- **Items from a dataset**
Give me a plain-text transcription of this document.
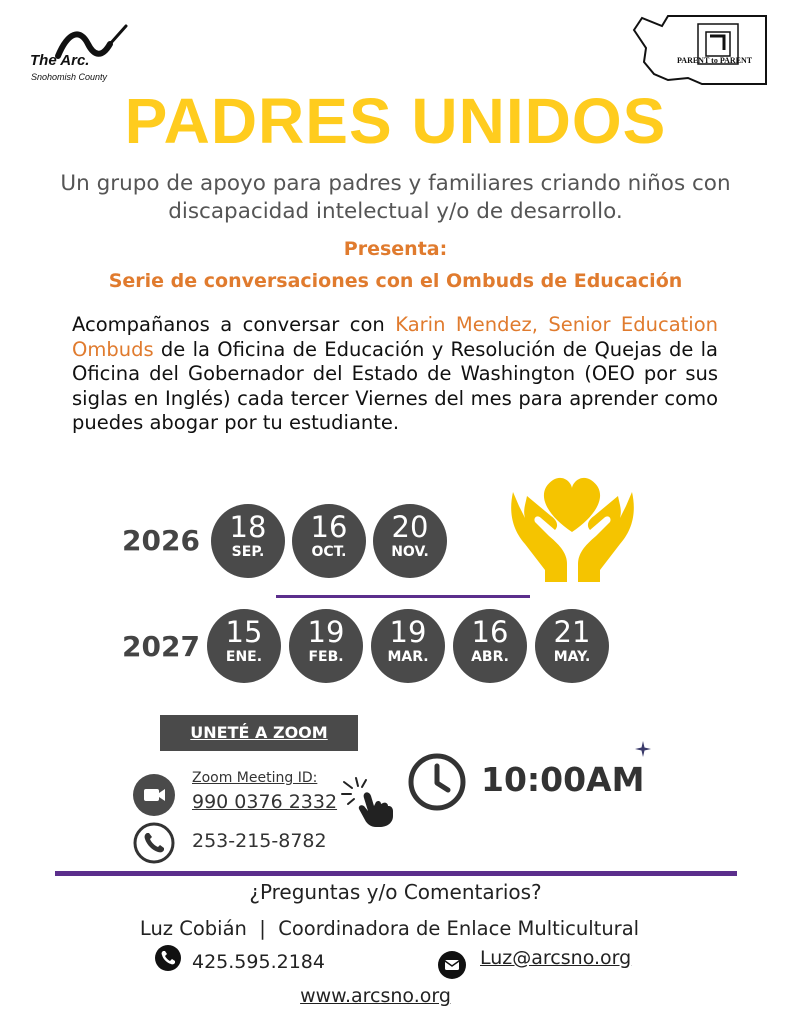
The Arc.
Snohomish County
PARENT to PARENT
PADRES UNIDOS
Un grupo de apoyo para padres y familiares criando niños con discapacidad intelectual y/o de desarrollo.
Presenta:
Serie de conversaciones con el Ombuds de Educación
Acompañanos a conversar con Karin Mendez, Senior Education Ombuds de la Oficina de Educación y Resolución de Quejas de la Oficina del Gobernador del Estado de Washington (OEO por sus siglas en Inglés) cada tercer Viernes del mes para aprender como puedes abogar por tu estudiante.
2026	18
SEP.
16
OCT.
20
NOV.
2027 15
ENE.
19
FEB.
19
MAR.
16
ABR.
21
MAY.
UNETÉ A ZOOM
Zoom Meeting ID:
990 0376 2332
253-215-8782
10:00AM
¿Preguntas y/o Comentarios?
Luz Cobián  |  Coordinadora de Enlace Multicultural
425.595.2184	Luz@arcsno.org
www.arcsno.org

- **Given instruction**
Copy all lines of the listing above that contain the string "arcsno".

- **Written response**
425.595.2184	Luz@arcsno.org
www.arcsno.org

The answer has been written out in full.